_EXERCISE DETAILS_. Gather the lines below that include the string "View", copying each in full.

[Entries from a visual dataset]
————————

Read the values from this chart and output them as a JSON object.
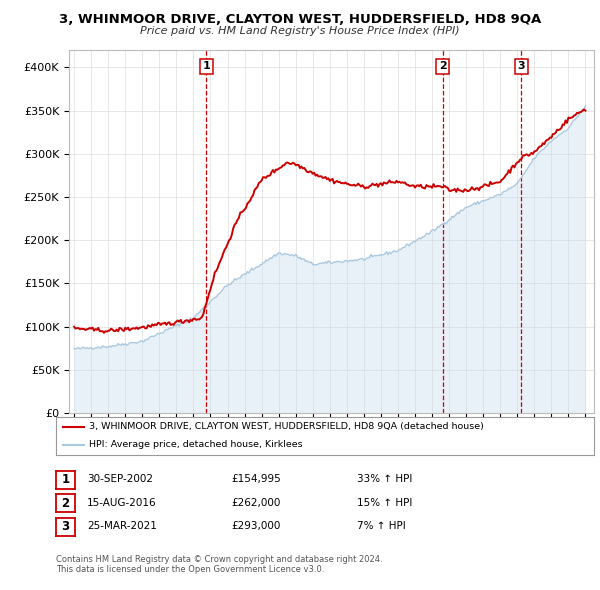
{
  "title": "3, WHINMOOR DRIVE, CLAYTON WEST, HUDDERSFIELD, HD8 9QA",
  "subtitle": "Price paid vs. HM Land Registry's House Price Index (HPI)",
  "background_color": "#ffffff",
  "plot_bg_color": "#ffffff",
  "grid_color": "#dddddd",
  "hpi_color": "#aac8e0",
  "hpi_fill_color": "#cce0f0",
  "price_color": "#cc0000",
  "dashed_color": "#cc0000",
  "transactions": [
    {
      "num": 1,
      "date": "30-SEP-2002",
      "price": "£154,995",
      "pct": "33%",
      "dir": "↑",
      "x": 2002.75
    },
    {
      "num": 2,
      "date": "15-AUG-2016",
      "price": "£262,000",
      "pct": "15%",
      "dir": "↑",
      "x": 2016.62
    },
    {
      "num": 3,
      "date": "25-MAR-2021",
      "price": "£293,000",
      "pct": "7%",
      "dir": "↑",
      "x": 2021.23
    }
  ],
  "legend_line1": "3, WHINMOOR DRIVE, CLAYTON WEST, HUDDERSFIELD, HD8 9QA (detached house)",
  "legend_line2": "HPI: Average price, detached house, Kirklees",
  "footer1": "Contains HM Land Registry data © Crown copyright and database right 2024.",
  "footer2": "This data is licensed under the Open Government Licence v3.0.",
  "ylim": [
    0,
    420000
  ],
  "xlim_start": 1994.7,
  "xlim_end": 2025.5,
  "yticks": [
    0,
    50000,
    100000,
    150000,
    200000,
    250000,
    300000,
    350000,
    400000
  ],
  "ytick_labels": [
    "£0",
    "£50K",
    "£100K",
    "£150K",
    "£200K",
    "£250K",
    "£300K",
    "£350K",
    "£400K"
  ],
  "xticks": [
    1995,
    1996,
    1997,
    1998,
    1999,
    2000,
    2001,
    2002,
    2003,
    2004,
    2005,
    2006,
    2007,
    2008,
    2009,
    2010,
    2011,
    2012,
    2013,
    2014,
    2015,
    2016,
    2017,
    2018,
    2019,
    2020,
    2021,
    2022,
    2023,
    2024,
    2025
  ]
}
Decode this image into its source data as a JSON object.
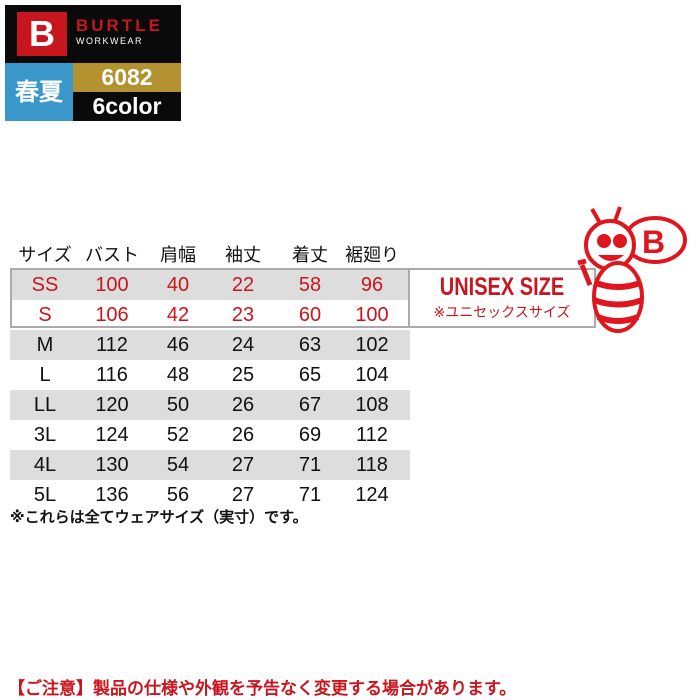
{
  "brand": {
    "mark": "B",
    "name": "BURTLE",
    "sub": "WORKWEAR"
  },
  "season": "春夏",
  "model": "6082",
  "colors": "6color",
  "table": {
    "headers": [
      "サイズ",
      "バスト",
      "肩幅",
      "袖丈",
      "着丈",
      "裾廻り"
    ],
    "rows": [
      [
        "SS",
        "100",
        "40",
        "22",
        "58",
        "96"
      ],
      [
        "S",
        "106",
        "42",
        "23",
        "60",
        "100"
      ],
      [
        "M",
        "112",
        "46",
        "24",
        "63",
        "102"
      ],
      [
        "L",
        "116",
        "48",
        "25",
        "65",
        "104"
      ],
      [
        "LL",
        "120",
        "50",
        "26",
        "67",
        "108"
      ],
      [
        "3L",
        "124",
        "52",
        "26",
        "69",
        "112"
      ],
      [
        "4L",
        "130",
        "54",
        "27",
        "71",
        "118"
      ],
      [
        "5L",
        "136",
        "56",
        "27",
        "71",
        "124"
      ]
    ]
  },
  "unisex": {
    "title": "UNISEX SIZE",
    "subtitle": "※ユニセックスサイズ"
  },
  "note": "※これらは全てウェアサイズ（実寸）です。",
  "footer": "【ご注意】製品の仕様や外観を予告なく変更する場合があります。",
  "accent_color": "#c8161e"
}
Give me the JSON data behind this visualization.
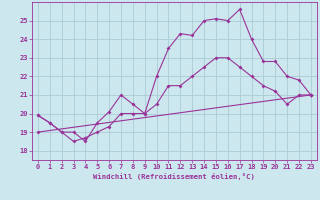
{
  "xlabel": "Windchill (Refroidissement éolien,°C)",
  "bg_color": "#cce8ee",
  "grid_color": "#aaccd4",
  "line_color": "#993399",
  "ylim": [
    17.5,
    26.0
  ],
  "xlim": [
    -0.5,
    23.5
  ],
  "yticks": [
    18,
    19,
    20,
    21,
    22,
    23,
    24,
    25
  ],
  "xticks": [
    0,
    1,
    2,
    3,
    4,
    5,
    6,
    7,
    8,
    9,
    10,
    11,
    12,
    13,
    14,
    15,
    16,
    17,
    18,
    19,
    20,
    21,
    22,
    23
  ],
  "line1_x": [
    0,
    1,
    2,
    3,
    4,
    5,
    6,
    7,
    8,
    9,
    10,
    11,
    12,
    13,
    14,
    15,
    16,
    17,
    18,
    19,
    20,
    21,
    22,
    23
  ],
  "line1_y": [
    19.9,
    19.5,
    19.0,
    18.5,
    18.7,
    19.0,
    19.3,
    20.0,
    20.0,
    20.0,
    20.5,
    21.5,
    21.5,
    22.0,
    22.5,
    23.0,
    23.0,
    22.5,
    22.0,
    21.5,
    21.2,
    20.5,
    21.0,
    21.0
  ],
  "line2_x": [
    0,
    1,
    2,
    3,
    4,
    5,
    6,
    7,
    8,
    9,
    10,
    11,
    12,
    13,
    14,
    15,
    16,
    17,
    18,
    19,
    20,
    21,
    22,
    23
  ],
  "line2_y": [
    19.9,
    19.5,
    19.0,
    19.0,
    18.5,
    19.5,
    20.1,
    21.0,
    20.5,
    20.0,
    22.0,
    23.5,
    24.3,
    24.2,
    25.0,
    25.1,
    25.0,
    25.6,
    24.0,
    22.8,
    22.8,
    22.0,
    21.8,
    21.0
  ],
  "line3_x": [
    0,
    23
  ],
  "line3_y": [
    19.0,
    21.0
  ],
  "xlabel_fontsize": 5.2,
  "tick_fontsize": 5.0
}
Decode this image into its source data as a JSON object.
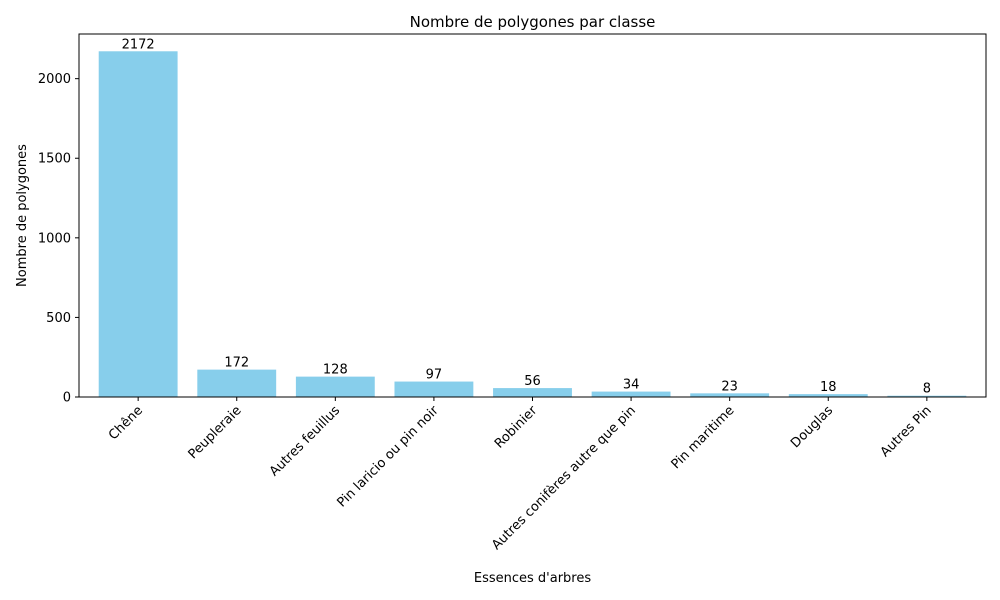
{
  "chart_data": {
    "type": "bar",
    "title": "Nombre de polygones par classe",
    "xlabel": "Essences d'arbres",
    "ylabel": "Nombre de polygones",
    "categories": [
      "Chêne",
      "Peupleraie",
      "Autres feuillus",
      "Pin laricio ou pin noir",
      "Robinier",
      "Autres conifères autre que pin",
      "Pin maritime",
      "Douglas",
      "Autres Pin"
    ],
    "values": [
      2172,
      172,
      128,
      97,
      56,
      34,
      23,
      18,
      8
    ],
    "data_labels": [
      "2172",
      "172",
      "128",
      "97",
      "56",
      "34",
      "23",
      "18",
      "8"
    ],
    "ylim": [
      0,
      2280.6
    ],
    "yticks": [
      0,
      500,
      1000,
      1500,
      2000
    ],
    "ytick_labels": [
      "0",
      "500",
      "1000",
      "1500",
      "2000"
    ],
    "bar_color": "#87ceeb",
    "grid": false,
    "legend": "none"
  }
}
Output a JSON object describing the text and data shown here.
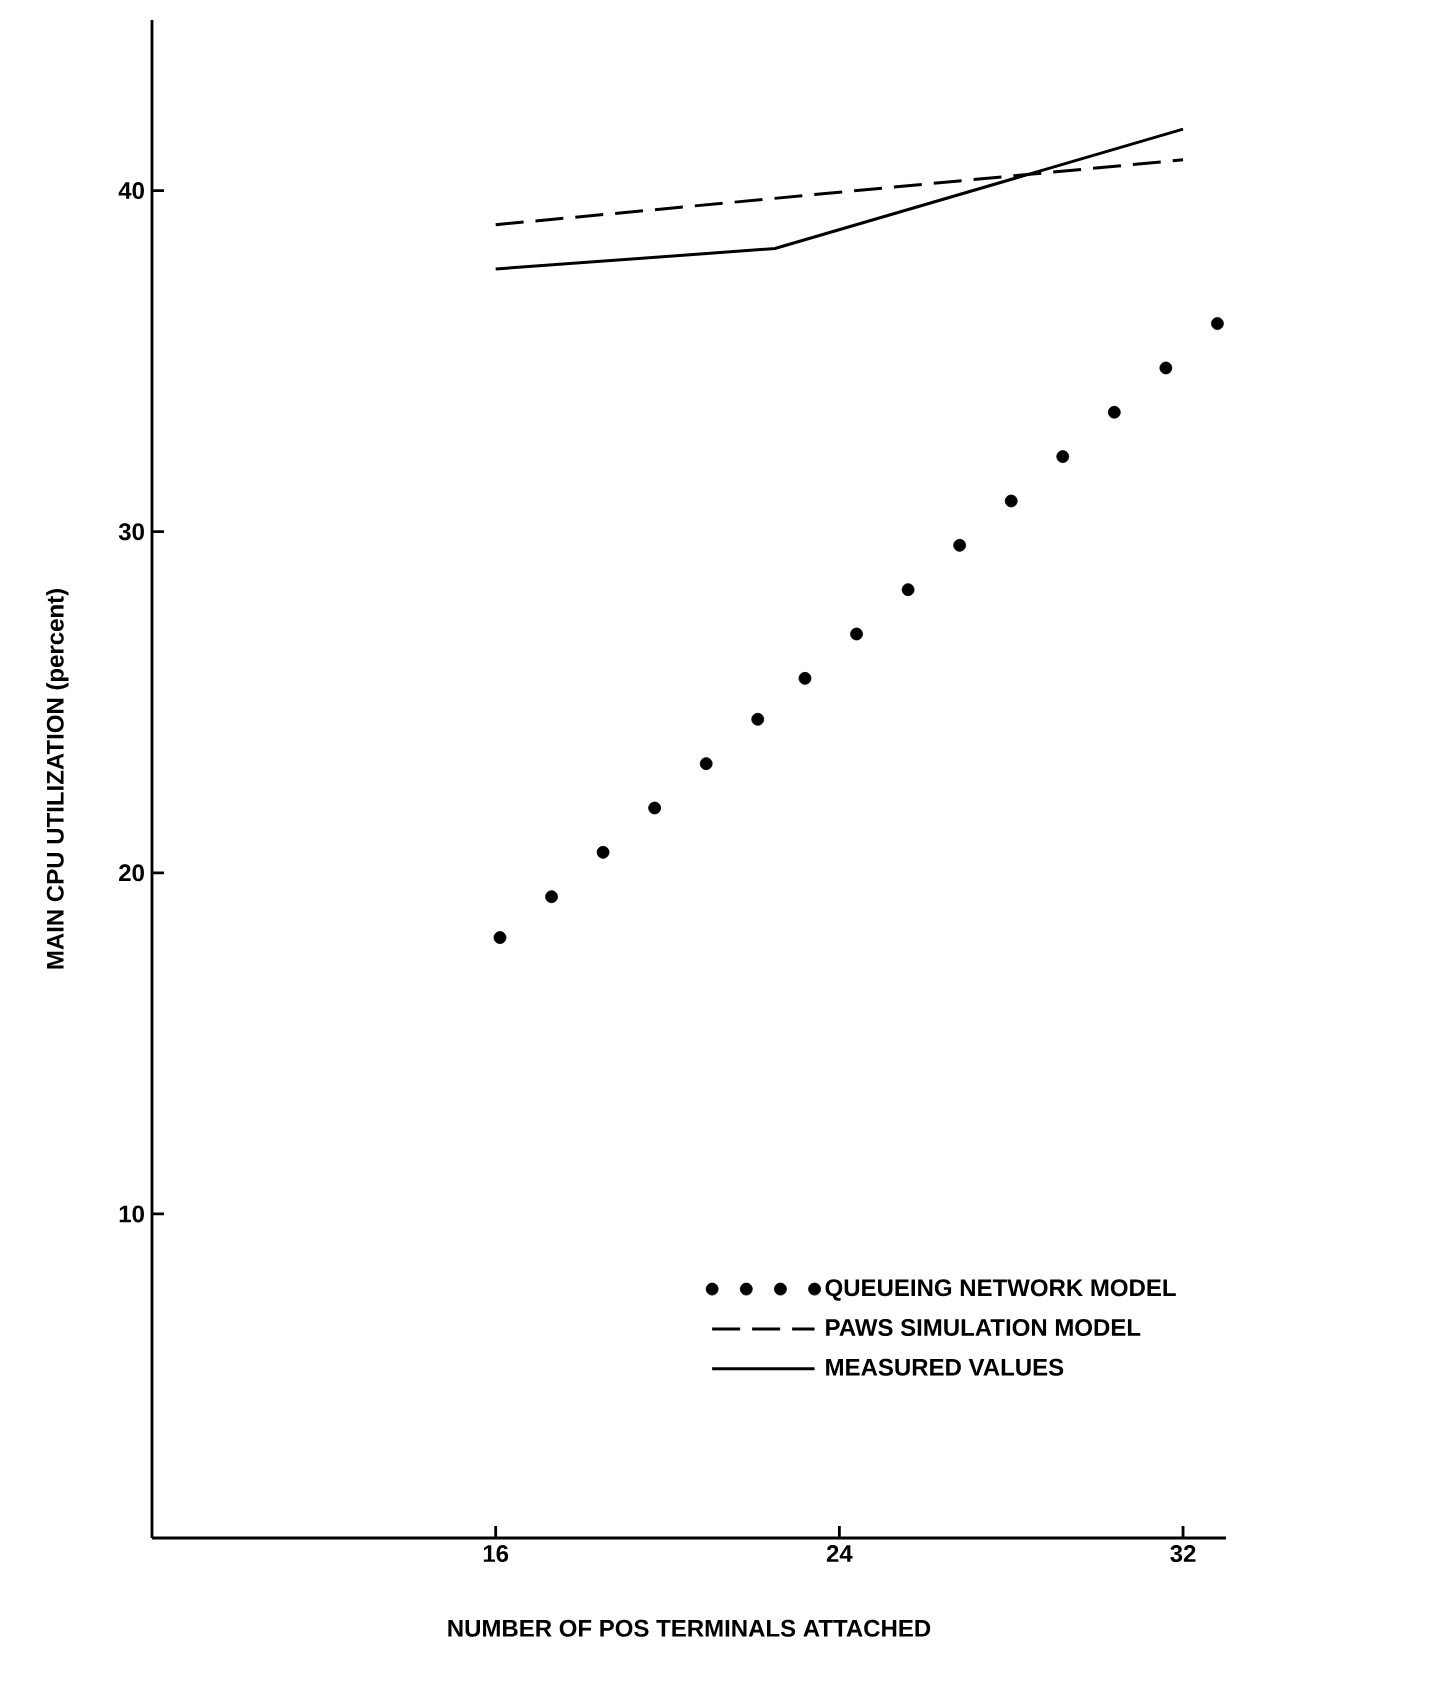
{
  "chart_data": {
    "type": "line",
    "xlabel": "NUMBER OF POS TERMINALS ATTACHED",
    "ylabel": "MAIN CPU UTILIZATION (percent)",
    "xlim": [
      8,
      33
    ],
    "xticks": [
      16,
      24,
      32
    ],
    "ylim": [
      0.5,
      45
    ],
    "yticks": [
      10,
      20,
      30,
      40
    ],
    "legend": "bottom right",
    "marker": "circle",
    "series": [
      {
        "name": "QUEUEING NETWORK MODEL",
        "type": "scatter",
        "color": "#000000",
        "x": [
          16.1,
          17.3,
          18.5,
          19.7,
          20.9,
          22.1,
          23.2,
          24.4,
          25.6,
          26.8,
          28.0,
          29.2,
          30.4,
          31.6,
          32.8
        ],
        "values": [
          18.1,
          19.3,
          20.6,
          21.9,
          23.2,
          24.5,
          25.7,
          27.0,
          28.3,
          29.6,
          30.9,
          32.2,
          33.5,
          34.8,
          36.1
        ]
      },
      {
        "name": "PAWS SIMULATION MODEL",
        "marker": "none",
        "line_style": "dashed",
        "color": "#000000",
        "x": [
          16,
          32
        ],
        "values": [
          39.0,
          40.9
        ]
      },
      {
        "name": "MEASURED VALUES",
        "marker": "none",
        "line_style": "solid",
        "color": "#000000",
        "x": [
          16,
          22.5,
          32
        ],
        "values": [
          37.7,
          38.3,
          41.8
        ]
      }
    ]
  }
}
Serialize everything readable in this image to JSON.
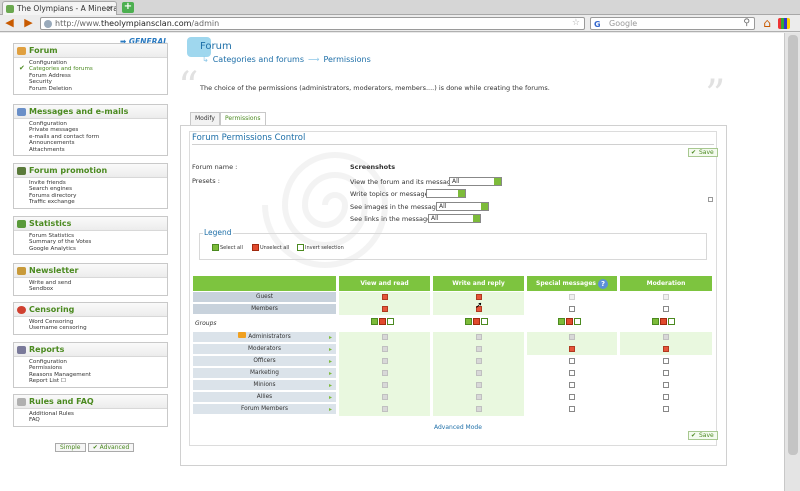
{
  "browser": {
    "tab_title": "The Olympians - A Minecraft a...",
    "url_prefix": "http://www.",
    "url_domain": "theolympiansclan.com",
    "url_path": "/admin",
    "search_placeholder": "Google"
  },
  "sidebar": {
    "general_label": "➡ GENERAL",
    "panels": [
      {
        "title": "Forum",
        "items": [
          "Configuration",
          "Categories and forums",
          "Forum Address",
          "Security",
          "Forum Deletion"
        ],
        "active": 1
      },
      {
        "title": "Messages and e-mails",
        "items": [
          "Configuration",
          "Private messages",
          "e-mails and contact form",
          "Announcements",
          "Attachments"
        ]
      },
      {
        "title": "Forum promotion",
        "items": [
          "Invite friends",
          "Search engines",
          "Forums directory",
          "Traffic exchange"
        ]
      },
      {
        "title": "Statistics",
        "items": [
          "Forum Statistics",
          "Summary of the Votes",
          "Google Analytics"
        ]
      },
      {
        "title": "Newsletter",
        "items": [
          "Write and send",
          "Sendbox"
        ]
      },
      {
        "title": "Censoring",
        "items": [
          "Word Censoring",
          "Username censoring"
        ]
      },
      {
        "title": "Reports",
        "items": [
          "Configuration",
          "Permissions",
          "Reasons Management",
          "Report List ☐"
        ]
      },
      {
        "title": "Rules and FAQ",
        "items": [
          "Additional Rules",
          "FAQ"
        ]
      }
    ],
    "mode_simple": "Simple",
    "mode_advanced": "✔ Advanced"
  },
  "main": {
    "section": "Forum",
    "breadcrumb": [
      "Categories and forums",
      "Permissions"
    ],
    "intro": "The choice of the permissions (administrators, moderators, members....) is done while creating the forums.",
    "tabs": [
      "Modify",
      "Permissions"
    ],
    "panel_title": "Forum Permissions Control",
    "save_label": "Save",
    "forum_name_label": "Forum name :",
    "presets_label": "Presets :",
    "forum_name_value": "Screenshots",
    "presets": [
      {
        "label": "View the forum and its messages :",
        "value": "All"
      },
      {
        "label": "Write topics or messages :",
        "value": ""
      },
      {
        "label": "See images in the messages :",
        "value": "All"
      },
      {
        "label": "See links in the messages :",
        "value": "All"
      }
    ],
    "legend_title": "Legend",
    "legend": [
      "Select all",
      "Unselect all",
      "Invert selection"
    ],
    "columns": [
      "View and read",
      "Write and reply",
      "Special messages",
      "Moderation"
    ],
    "groups_label": "Groups",
    "top_rows": [
      "Guest",
      "Members"
    ],
    "group_rows": [
      "Administrators",
      "Moderators",
      "Officers",
      "Marketing",
      "Minions",
      "Allies",
      "Forum Members"
    ],
    "advanced_mode": "Advanced Mode",
    "colors": {
      "accent_green": "#7dc43f",
      "link_blue": "#1e6fa8",
      "check_red": "#e6553a"
    }
  }
}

————————

_COMPLETED EXERCISE_.
        "label": "View the forum and its messages :",
      "View and read",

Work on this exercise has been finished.